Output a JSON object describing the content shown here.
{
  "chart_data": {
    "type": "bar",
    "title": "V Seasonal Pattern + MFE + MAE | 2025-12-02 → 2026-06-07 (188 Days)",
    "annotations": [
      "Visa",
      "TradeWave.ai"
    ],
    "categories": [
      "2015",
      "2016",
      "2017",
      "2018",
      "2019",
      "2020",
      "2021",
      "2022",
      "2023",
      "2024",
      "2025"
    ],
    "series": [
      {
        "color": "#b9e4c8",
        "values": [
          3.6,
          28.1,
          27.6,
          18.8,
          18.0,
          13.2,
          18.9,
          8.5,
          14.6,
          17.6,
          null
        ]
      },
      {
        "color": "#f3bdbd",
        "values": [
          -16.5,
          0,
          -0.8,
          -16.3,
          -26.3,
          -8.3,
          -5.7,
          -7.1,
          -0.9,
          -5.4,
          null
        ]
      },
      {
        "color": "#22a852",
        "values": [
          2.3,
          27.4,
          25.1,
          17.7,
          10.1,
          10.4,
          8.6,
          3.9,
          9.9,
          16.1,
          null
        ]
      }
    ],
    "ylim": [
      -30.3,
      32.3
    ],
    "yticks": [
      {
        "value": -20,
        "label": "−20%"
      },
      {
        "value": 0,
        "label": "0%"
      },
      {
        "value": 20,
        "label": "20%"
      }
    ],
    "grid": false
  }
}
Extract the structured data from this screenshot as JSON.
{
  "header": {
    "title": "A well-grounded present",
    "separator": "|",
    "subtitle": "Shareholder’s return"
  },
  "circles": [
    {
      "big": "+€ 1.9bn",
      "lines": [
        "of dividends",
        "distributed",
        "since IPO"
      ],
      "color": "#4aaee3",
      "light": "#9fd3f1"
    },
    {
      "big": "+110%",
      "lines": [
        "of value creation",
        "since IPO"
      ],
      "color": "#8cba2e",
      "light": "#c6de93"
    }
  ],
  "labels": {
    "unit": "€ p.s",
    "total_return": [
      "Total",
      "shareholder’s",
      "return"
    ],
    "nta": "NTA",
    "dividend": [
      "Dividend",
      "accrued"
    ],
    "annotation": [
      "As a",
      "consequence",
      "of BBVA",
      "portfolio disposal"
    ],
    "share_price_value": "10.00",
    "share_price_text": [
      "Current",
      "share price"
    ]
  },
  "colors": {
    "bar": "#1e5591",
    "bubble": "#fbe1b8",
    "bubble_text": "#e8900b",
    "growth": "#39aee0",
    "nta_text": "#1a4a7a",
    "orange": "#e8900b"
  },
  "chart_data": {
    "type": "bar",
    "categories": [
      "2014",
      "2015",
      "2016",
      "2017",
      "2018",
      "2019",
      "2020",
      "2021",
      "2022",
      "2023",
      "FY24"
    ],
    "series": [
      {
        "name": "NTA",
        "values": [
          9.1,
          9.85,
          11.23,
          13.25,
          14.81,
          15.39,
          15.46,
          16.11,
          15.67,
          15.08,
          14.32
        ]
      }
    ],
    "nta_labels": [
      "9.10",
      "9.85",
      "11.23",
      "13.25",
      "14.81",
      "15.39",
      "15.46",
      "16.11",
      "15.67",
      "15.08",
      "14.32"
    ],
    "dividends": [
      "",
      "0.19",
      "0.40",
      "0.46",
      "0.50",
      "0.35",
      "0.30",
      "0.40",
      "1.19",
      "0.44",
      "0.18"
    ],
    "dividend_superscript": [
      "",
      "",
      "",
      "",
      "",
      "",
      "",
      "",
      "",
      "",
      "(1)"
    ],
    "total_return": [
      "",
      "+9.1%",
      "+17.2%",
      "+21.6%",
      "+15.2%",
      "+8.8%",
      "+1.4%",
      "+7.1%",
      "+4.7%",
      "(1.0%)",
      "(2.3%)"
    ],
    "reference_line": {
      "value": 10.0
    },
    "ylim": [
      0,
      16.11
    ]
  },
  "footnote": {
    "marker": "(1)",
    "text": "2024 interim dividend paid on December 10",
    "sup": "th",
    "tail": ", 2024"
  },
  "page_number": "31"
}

***

WHAT TO PRODUCE — Using the data above, print every record exactly as shown.

CORRECT OUTPUT —
Output a JSON object describing the content shown here.
{
  "chart_data": {
    "type": "bar",
    "title": "V Seasonal Pattern + MFE + MAE | 2025-12-02 → 2026-06-07 (188 Days)",
    "annotations": [
      "Visa",
      "TradeWave.ai"
    ],
    "categories": [
      "2015",
      "2016",
      "2017",
      "2018",
      "2019",
      "2020",
      "2021",
      "2022",
      "2023",
      "2024",
      "2025"
    ],
    "series": [
      {
        "color": "#b9e4c8",
        "values": [
          3.6,
          28.1,
          27.6,
          18.8,
          18.0,
          13.2,
          18.9,
          8.5,
          14.6,
          17.6,
          null
        ]
      },
      {
        "color": "#f3bdbd",
        "values": [
          -16.5,
          0,
          -0.8,
          -16.3,
          -26.3,
          -8.3,
          -5.7,
          -7.1,
          -0.9,
          -5.4,
          null
        ]
      },
      {
        "color": "#22a852",
        "values": [
          2.3,
          27.4,
          25.1,
          17.7,
          10.1,
          10.4,
          8.6,
          3.9,
          9.9,
          16.1,
          null
        ]
      }
    ],
    "ylim": [
      -30.3,
      32.3
    ],
    "yticks": [
      {
        "value": -20,
        "label": "−20%"
      },
      {
        "value": 0,
        "label": "0%"
      },
      {
        "value": 20,
        "label": "20%"
      }
    ],
    "grid": false
  }
}
Extract the structured data from this screenshot as JSON.
{
  "header": {
    "title": "A well-grounded present",
    "separator": "|",
    "subtitle": "Shareholder’s return"
  },
  "circles": [
    {
      "big": "+€ 1.9bn",
      "lines": [
        "of dividends",
        "distributed",
        "since IPO"
      ],
      "color": "#4aaee3",
      "light": "#9fd3f1"
    },
    {
      "big": "+110%",
      "lines": [
        "of value creation",
        "since IPO"
      ],
      "color": "#8cba2e",
      "light": "#c6de93"
    }
  ],
  "labels": {
    "unit": "€ p.s",
    "total_return": [
      "Total",
      "shareholder’s",
      "return"
    ],
    "nta": "NTA",
    "dividend": [
      "Dividend",
      "accrued"
    ],
    "annotation": [
      "As a",
      "consequence",
      "of BBVA",
      "portfolio disposal"
    ],
    "share_price_value": "10.00",
    "share_price_text": [
      "Current",
      "share price"
    ]
  },
  "colors": {
    "bar": "#1e5591",
    "bubble": "#fbe1b8",
    "bubble_text": "#e8900b",
    "growth": "#39aee0",
    "nta_text": "#1a4a7a",
    "orange": "#e8900b"
  },
  "chart_data": {
    "type": "bar",
    "categories": [
      "2014",
      "2015",
      "2016",
      "2017",
      "2018",
      "2019",
      "2020",
      "2021",
      "2022",
      "2023",
      "FY24"
    ],
    "series": [
      {
        "name": "NTA",
        "values": [
          9.1,
          9.85,
          11.23,
          13.25,
          14.81,
          15.39,
          15.46,
          16.11,
          15.67,
          15.08,
          14.32
        ]
      }
    ],
    "nta_labels": [
      "9.10",
      "9.85",
      "11.23",
      "13.25",
      "14.81",
      "15.39",
      "15.46",
      "16.11",
      "15.67",
      "15.08",
      "14.32"
    ],
    "dividends": [
      "",
      "0.19",
      "0.40",
      "0.46",
      "0.50",
      "0.35",
      "0.30",
      "0.40",
      "1.19",
      "0.44",
      "0.18"
    ],
    "dividend_superscript": [
      "",
      "",
      "",
      "",
      "",
      "",
      "",
      "",
      "",
      "",
      "(1)"
    ],
    "total_return": [
      "",
      "+9.1%",
      "+17.2%",
      "+21.6%",
      "+15.2%",
      "+8.8%",
      "+1.4%",
      "+7.1%",
      "+4.7%",
      "(1.0%)",
      "(2.3%)"
    ],
    "reference_line": {
      "value": 10.0
    },
    "ylim": [
      0,
      16.11
    ]
  },
  "footnote": {
    "marker": "(1)",
    "text": "2024 interim dividend paid on December 10",
    "sup": "th",
    "tail": ", 2024"
  },
  "page_number": "31"
}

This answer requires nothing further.